▶
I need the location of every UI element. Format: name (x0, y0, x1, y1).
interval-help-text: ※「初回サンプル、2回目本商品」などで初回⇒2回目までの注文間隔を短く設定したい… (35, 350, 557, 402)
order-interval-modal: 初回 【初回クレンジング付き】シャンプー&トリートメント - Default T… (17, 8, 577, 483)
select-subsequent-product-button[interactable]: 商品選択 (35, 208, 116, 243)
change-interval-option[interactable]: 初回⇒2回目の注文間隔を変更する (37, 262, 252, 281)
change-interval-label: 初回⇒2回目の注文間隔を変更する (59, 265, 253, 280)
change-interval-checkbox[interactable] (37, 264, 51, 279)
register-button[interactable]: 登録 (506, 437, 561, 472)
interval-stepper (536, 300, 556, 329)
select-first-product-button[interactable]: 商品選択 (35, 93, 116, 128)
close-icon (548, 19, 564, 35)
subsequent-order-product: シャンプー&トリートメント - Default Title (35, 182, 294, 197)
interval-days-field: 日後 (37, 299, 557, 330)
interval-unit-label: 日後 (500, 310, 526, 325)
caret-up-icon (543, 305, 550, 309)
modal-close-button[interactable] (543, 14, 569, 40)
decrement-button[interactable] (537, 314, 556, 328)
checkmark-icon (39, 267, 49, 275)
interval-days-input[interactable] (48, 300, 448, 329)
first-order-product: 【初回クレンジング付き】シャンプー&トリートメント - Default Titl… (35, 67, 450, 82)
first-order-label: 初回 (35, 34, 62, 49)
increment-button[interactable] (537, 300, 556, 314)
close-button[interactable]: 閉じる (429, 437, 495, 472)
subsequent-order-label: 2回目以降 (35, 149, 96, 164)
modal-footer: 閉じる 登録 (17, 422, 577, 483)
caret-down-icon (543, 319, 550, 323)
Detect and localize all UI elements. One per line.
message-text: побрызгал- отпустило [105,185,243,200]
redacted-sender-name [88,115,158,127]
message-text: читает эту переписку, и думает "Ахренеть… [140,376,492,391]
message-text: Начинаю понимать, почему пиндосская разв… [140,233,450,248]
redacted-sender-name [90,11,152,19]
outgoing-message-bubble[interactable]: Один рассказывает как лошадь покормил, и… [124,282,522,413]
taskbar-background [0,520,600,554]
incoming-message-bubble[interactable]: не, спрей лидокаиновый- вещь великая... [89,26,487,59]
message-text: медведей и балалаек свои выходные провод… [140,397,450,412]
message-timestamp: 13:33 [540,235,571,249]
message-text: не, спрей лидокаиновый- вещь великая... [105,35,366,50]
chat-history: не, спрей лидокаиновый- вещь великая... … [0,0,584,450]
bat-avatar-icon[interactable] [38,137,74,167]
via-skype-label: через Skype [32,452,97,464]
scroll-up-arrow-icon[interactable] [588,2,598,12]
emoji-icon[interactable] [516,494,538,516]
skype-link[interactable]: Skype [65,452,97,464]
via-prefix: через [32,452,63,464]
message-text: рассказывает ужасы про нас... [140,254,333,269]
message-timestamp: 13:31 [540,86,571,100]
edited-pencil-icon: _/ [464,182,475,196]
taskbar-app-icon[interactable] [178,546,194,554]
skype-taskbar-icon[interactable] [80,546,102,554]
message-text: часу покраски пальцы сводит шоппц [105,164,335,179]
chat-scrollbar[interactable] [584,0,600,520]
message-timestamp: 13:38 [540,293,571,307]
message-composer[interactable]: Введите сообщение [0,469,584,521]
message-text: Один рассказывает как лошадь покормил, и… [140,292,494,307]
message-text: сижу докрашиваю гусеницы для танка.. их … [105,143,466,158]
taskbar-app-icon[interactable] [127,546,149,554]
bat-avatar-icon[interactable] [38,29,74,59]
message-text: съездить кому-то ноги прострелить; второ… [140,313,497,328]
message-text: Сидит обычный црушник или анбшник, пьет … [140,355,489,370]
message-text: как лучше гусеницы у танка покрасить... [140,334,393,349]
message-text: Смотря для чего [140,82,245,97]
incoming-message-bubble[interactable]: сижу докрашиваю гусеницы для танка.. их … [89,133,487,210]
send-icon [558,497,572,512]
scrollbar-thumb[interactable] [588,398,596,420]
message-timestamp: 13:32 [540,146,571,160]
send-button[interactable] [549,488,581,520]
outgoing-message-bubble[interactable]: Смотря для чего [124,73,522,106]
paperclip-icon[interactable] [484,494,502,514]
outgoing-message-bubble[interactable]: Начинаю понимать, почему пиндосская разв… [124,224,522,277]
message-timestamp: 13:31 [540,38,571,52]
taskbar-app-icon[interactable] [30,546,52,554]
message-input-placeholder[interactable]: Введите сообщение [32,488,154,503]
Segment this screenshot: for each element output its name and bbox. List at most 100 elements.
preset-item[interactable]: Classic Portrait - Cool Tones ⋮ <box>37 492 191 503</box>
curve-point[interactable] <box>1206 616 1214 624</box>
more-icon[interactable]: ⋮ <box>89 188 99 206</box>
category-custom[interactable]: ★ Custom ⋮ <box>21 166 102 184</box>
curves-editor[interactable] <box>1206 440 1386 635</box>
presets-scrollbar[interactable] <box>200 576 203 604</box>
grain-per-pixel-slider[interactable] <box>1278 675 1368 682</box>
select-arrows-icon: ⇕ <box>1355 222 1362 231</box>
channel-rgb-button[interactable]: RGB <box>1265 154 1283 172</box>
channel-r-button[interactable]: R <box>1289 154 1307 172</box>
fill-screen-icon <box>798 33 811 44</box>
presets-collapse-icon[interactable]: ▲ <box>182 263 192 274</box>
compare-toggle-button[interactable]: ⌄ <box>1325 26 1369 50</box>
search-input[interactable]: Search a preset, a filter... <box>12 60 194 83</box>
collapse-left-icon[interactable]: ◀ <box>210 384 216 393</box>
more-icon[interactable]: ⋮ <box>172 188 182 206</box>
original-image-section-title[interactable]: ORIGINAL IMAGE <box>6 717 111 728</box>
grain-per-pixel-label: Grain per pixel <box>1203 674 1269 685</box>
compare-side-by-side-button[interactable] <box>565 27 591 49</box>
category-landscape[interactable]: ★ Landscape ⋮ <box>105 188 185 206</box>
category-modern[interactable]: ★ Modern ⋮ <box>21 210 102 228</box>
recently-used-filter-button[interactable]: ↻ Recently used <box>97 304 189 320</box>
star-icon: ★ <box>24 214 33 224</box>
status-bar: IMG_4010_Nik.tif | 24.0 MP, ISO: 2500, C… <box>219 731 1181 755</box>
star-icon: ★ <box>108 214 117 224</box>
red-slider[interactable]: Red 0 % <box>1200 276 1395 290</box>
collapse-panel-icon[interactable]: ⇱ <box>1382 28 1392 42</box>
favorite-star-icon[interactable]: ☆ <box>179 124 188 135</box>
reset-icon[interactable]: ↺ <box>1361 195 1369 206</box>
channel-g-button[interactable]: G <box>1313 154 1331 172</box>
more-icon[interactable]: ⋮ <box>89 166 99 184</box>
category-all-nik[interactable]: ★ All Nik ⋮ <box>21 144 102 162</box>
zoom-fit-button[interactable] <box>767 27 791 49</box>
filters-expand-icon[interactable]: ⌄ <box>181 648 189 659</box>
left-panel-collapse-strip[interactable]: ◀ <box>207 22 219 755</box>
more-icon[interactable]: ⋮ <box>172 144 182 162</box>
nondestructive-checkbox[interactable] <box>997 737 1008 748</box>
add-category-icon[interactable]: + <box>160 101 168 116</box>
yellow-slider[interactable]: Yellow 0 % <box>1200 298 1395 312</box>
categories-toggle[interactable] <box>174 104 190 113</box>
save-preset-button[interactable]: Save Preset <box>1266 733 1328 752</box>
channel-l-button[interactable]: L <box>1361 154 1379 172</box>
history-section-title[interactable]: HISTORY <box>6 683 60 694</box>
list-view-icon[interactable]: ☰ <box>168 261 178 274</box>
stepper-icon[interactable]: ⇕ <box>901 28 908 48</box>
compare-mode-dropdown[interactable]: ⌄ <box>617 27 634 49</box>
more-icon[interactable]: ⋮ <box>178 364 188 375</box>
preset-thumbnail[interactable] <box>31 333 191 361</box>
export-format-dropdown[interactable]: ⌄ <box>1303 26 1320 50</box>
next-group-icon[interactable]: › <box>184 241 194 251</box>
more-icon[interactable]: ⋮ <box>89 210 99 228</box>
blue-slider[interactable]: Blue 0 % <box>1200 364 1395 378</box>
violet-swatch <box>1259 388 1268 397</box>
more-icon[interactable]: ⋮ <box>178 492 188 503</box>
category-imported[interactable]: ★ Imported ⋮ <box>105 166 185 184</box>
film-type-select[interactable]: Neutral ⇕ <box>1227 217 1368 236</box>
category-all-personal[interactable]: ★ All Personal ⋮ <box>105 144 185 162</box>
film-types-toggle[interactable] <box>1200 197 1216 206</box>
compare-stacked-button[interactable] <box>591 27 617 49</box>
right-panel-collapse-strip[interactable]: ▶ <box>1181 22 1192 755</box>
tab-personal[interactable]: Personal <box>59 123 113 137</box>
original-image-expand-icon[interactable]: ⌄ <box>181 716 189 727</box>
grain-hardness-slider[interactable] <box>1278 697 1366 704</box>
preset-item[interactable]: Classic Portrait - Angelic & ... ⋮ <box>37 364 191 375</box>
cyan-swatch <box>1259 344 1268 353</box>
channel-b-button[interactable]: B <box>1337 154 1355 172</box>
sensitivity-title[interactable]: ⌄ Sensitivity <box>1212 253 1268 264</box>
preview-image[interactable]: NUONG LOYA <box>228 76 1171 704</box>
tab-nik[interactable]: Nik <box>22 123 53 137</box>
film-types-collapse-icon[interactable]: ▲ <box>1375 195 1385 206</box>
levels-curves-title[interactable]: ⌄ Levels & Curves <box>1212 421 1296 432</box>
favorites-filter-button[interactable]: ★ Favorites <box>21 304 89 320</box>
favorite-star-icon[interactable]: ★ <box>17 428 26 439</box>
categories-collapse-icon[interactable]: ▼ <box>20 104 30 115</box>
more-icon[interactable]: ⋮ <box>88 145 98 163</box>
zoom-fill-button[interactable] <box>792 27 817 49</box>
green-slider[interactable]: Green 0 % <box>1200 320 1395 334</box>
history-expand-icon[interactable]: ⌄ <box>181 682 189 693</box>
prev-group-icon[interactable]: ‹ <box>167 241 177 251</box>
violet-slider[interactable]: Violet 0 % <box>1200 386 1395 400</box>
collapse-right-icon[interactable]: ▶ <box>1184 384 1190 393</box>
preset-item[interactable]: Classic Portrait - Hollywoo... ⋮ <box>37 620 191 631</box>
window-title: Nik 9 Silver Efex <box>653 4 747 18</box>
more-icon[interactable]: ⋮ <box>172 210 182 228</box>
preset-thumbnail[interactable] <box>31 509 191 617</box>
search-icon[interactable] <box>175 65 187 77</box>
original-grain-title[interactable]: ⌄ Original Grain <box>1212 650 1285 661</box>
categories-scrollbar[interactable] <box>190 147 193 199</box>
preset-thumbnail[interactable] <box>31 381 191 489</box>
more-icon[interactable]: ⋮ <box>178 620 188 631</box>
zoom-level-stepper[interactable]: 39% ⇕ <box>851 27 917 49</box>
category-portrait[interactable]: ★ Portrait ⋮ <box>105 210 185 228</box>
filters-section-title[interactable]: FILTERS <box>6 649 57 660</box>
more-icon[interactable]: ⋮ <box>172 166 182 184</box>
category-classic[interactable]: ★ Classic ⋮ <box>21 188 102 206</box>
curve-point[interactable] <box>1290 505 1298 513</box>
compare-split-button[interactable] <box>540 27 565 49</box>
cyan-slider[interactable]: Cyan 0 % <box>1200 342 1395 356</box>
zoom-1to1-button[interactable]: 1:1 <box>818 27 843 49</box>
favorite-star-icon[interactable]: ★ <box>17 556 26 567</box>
◀
:: ЗАДАНИЕ ::
Перепишите, пожалуйста, записи с самого начала до строки с «close-icon (548, 19, 564, 35)» включительно, заменив «商品選択» на «商品を選択». Всё остальное оставьте без изменений.

:: РЕШЕНИЕ ::
I need the location of every UI element. Format: name (x0, y0, x1, y1).
interval-help-text: ※「初回サンプル、2回目本商品」などで初回⇒2回目までの注文間隔を短く設定したい… (35, 350, 557, 402)
order-interval-modal: 初回 【初回クレンジング付き】シャンプー&トリートメント - Default T… (17, 8, 577, 483)
select-subsequent-product-button[interactable]: 商品を選択 (35, 208, 116, 243)
change-interval-option[interactable]: 初回⇒2回目の注文間隔を変更する (37, 262, 252, 281)
change-interval-label: 初回⇒2回目の注文間隔を変更する (59, 265, 253, 280)
change-interval-checkbox[interactable] (37, 264, 51, 279)
register-button[interactable]: 登録 (506, 437, 561, 472)
interval-stepper (536, 300, 556, 329)
select-first-product-button[interactable]: 商品を選択 (35, 93, 116, 128)
close-icon (548, 19, 564, 35)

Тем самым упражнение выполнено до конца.